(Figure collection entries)
= = =

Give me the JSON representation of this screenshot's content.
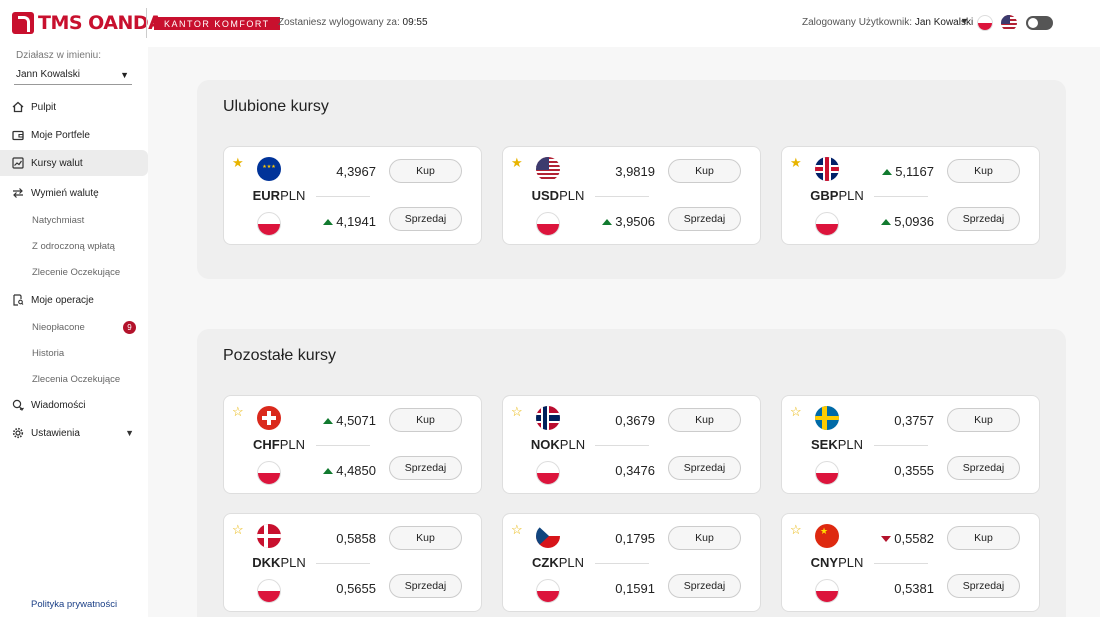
{
  "header": {
    "brand": "TMS OANDA",
    "product": "KANTOR KOMFORT",
    "logout_prefix": "Zostaniesz wylogowany za:",
    "logout_time": "09:55",
    "user_prefix": "Zalogowany Użytkownik:",
    "user_name": "Jan Kowalski"
  },
  "sidebar": {
    "acting_label": "Działasz w imieniu:",
    "acting_value": "Jann Kowalski",
    "items": {
      "pulpit": "Pulpit",
      "portfele": "Moje Portfele",
      "kursy": "Kursy walut",
      "wymien": "Wymień walutę",
      "natychmiast": "Natychmiast",
      "odroczona": "Z odroczoną wpłatą",
      "zlecenie": "Zlecenie Oczekujące",
      "operacje": "Moje operacje",
      "nieoplacone": "Nieopłacone",
      "nieoplacone_count": "9",
      "historia": "Historia",
      "zlecenia": "Zlecenia Oczekujące",
      "wiadomosci": "Wiadomości",
      "ustawienia": "Ustawienia"
    },
    "privacy": "Polityka prywatności"
  },
  "favorites": {
    "title": "Ulubione kursy",
    "cards": [
      {
        "base": "EUR",
        "quote": "PLN",
        "buy": "4,3967",
        "sell": "4,1941",
        "buy_trend": "",
        "sell_trend": "up",
        "fav": true,
        "base_flag": "eu"
      },
      {
        "base": "USD",
        "quote": "PLN",
        "buy": "3,9819",
        "sell": "3,9506",
        "buy_trend": "",
        "sell_trend": "up",
        "fav": true,
        "base_flag": "us"
      },
      {
        "base": "GBP",
        "quote": "PLN",
        "buy": "5,1167",
        "sell": "5,0936",
        "buy_trend": "up",
        "sell_trend": "up",
        "fav": true,
        "base_flag": "gb"
      }
    ]
  },
  "others": {
    "title": "Pozostałe kursy",
    "cards": [
      {
        "base": "CHF",
        "quote": "PLN",
        "buy": "4,5071",
        "sell": "4,4850",
        "buy_trend": "up",
        "sell_trend": "up",
        "fav": false,
        "base_flag": "ch"
      },
      {
        "base": "NOK",
        "quote": "PLN",
        "buy": "0,3679",
        "sell": "0,3476",
        "buy_trend": "",
        "sell_trend": "",
        "fav": false,
        "base_flag": "no"
      },
      {
        "base": "SEK",
        "quote": "PLN",
        "buy": "0,3757",
        "sell": "0,3555",
        "buy_trend": "",
        "sell_trend": "",
        "fav": false,
        "base_flag": "se"
      },
      {
        "base": "DKK",
        "quote": "PLN",
        "buy": "0,5858",
        "sell": "0,5655",
        "buy_trend": "",
        "sell_trend": "",
        "fav": false,
        "base_flag": "dk"
      },
      {
        "base": "CZK",
        "quote": "PLN",
        "buy": "0,1795",
        "sell": "0,1591",
        "buy_trend": "",
        "sell_trend": "",
        "fav": false,
        "base_flag": "cz"
      },
      {
        "base": "CNY",
        "quote": "PLN",
        "buy": "0,5582",
        "sell": "0,5381",
        "buy_trend": "down",
        "sell_trend": "",
        "fav": false,
        "base_flag": "cn"
      }
    ]
  },
  "buttons": {
    "buy": "Kup",
    "sell": "Sprzedaj"
  },
  "colors": {
    "brand": "#c8102e",
    "up": "#127a2f",
    "down": "#b3122b",
    "star": "#e8b400"
  }
}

= = =

SET EXERCISE: Images must not appear in the copy; reproduce everything else in the records verbatim.

RESULT OF THIS TASK:
Give me the JSON representation of this screenshot's content.
{
  "header": {
    "brand": "TMS OANDA",
    "product": "KANTOR KOMFORT",
    "logout_prefix": "Zostaniesz wylogowany za:",
    "logout_time": "09:55",
    "user_prefix": "Zalogowany Użytkownik:",
    "user_name": "Jan Kowalski"
  },
  "sidebar": {
    "acting_label": "Działasz w imieniu:",
    "acting_value": "Jann Kowalski",
    "items": {
      "pulpit": "Pulpit",
      "portfele": "Moje Portfele",
      "kursy": "Kursy walut",
      "wymien": "Wymień walutę",
      "natychmiast": "Natychmiast",
      "odroczona": "Z odroczoną wpłatą",
      "zlecenie": "Zlecenie Oczekujące",
      "operacje": "Moje operacje",
      "nieoplacone": "Nieopłacone",
      "nieoplacone_count": "9",
      "historia": "Historia",
      "zlecenia": "Zlecenia Oczekujące",
      "wiadomosci": "Wiadomości",
      "ustawienia": "Ustawienia"
    },
    "privacy": "Polityka prywatności"
  },
  "favorites": {
    "title": "Ulubione kursy",
    "cards": [
      {
        "base": "EUR",
        "quote": "PLN",
        "buy": "4,3967",
        "sell": "4,1941",
        "buy_trend": "",
        "sell_trend": "up",
        "fav": true,
        "base_flag": "eu"
      },
      {
        "base": "USD",
        "quote": "PLN",
        "buy": "3,9819",
        "sell": "3,9506",
        "buy_trend": "",
        "sell_trend": "up",
        "fav": true,
        "base_flag": "us"
      },
      {
        "base": "GBP",
        "quote": "PLN",
        "buy": "5,1167",
        "sell": "5,0936",
        "buy_trend": "up",
        "sell_trend": "up",
        "fav": true,
        "base_flag": "gb"
      }
    ]
  },
  "others": {
    "title": "Pozostałe kursy",
    "cards": [
      {
        "base": "CHF",
        "quote": "PLN",
        "buy": "4,5071",
        "sell": "4,4850",
        "buy_trend": "up",
        "sell_trend": "up",
        "fav": false,
        "base_flag": "ch"
      },
      {
        "base": "NOK",
        "quote": "PLN",
        "buy": "0,3679",
        "sell": "0,3476",
        "buy_trend": "",
        "sell_trend": "",
        "fav": false,
        "base_flag": "no"
      },
      {
        "base": "SEK",
        "quote": "PLN",
        "buy": "0,3757",
        "sell": "0,3555",
        "buy_trend": "",
        "sell_trend": "",
        "fav": false,
        "base_flag": "se"
      },
      {
        "base": "DKK",
        "quote": "PLN",
        "buy": "0,5858",
        "sell": "0,5655",
        "buy_trend": "",
        "sell_trend": "",
        "fav": false,
        "base_flag": "dk"
      },
      {
        "base": "CZK",
        "quote": "PLN",
        "buy": "0,1795",
        "sell": "0,1591",
        "buy_trend": "",
        "sell_trend": "",
        "fav": false,
        "base_flag": "cz"
      },
      {
        "base": "CNY",
        "quote": "PLN",
        "buy": "0,5582",
        "sell": "0,5381",
        "buy_trend": "down",
        "sell_trend": "",
        "fav": false,
        "base_flag": "cn"
      }
    ]
  },
  "buttons": {
    "buy": "Kup",
    "sell": "Sprzedaj"
  },
  "colors": {
    "brand": "#c8102e",
    "up": "#127a2f",
    "down": "#b3122b",
    "star": "#e8b400"
  }
}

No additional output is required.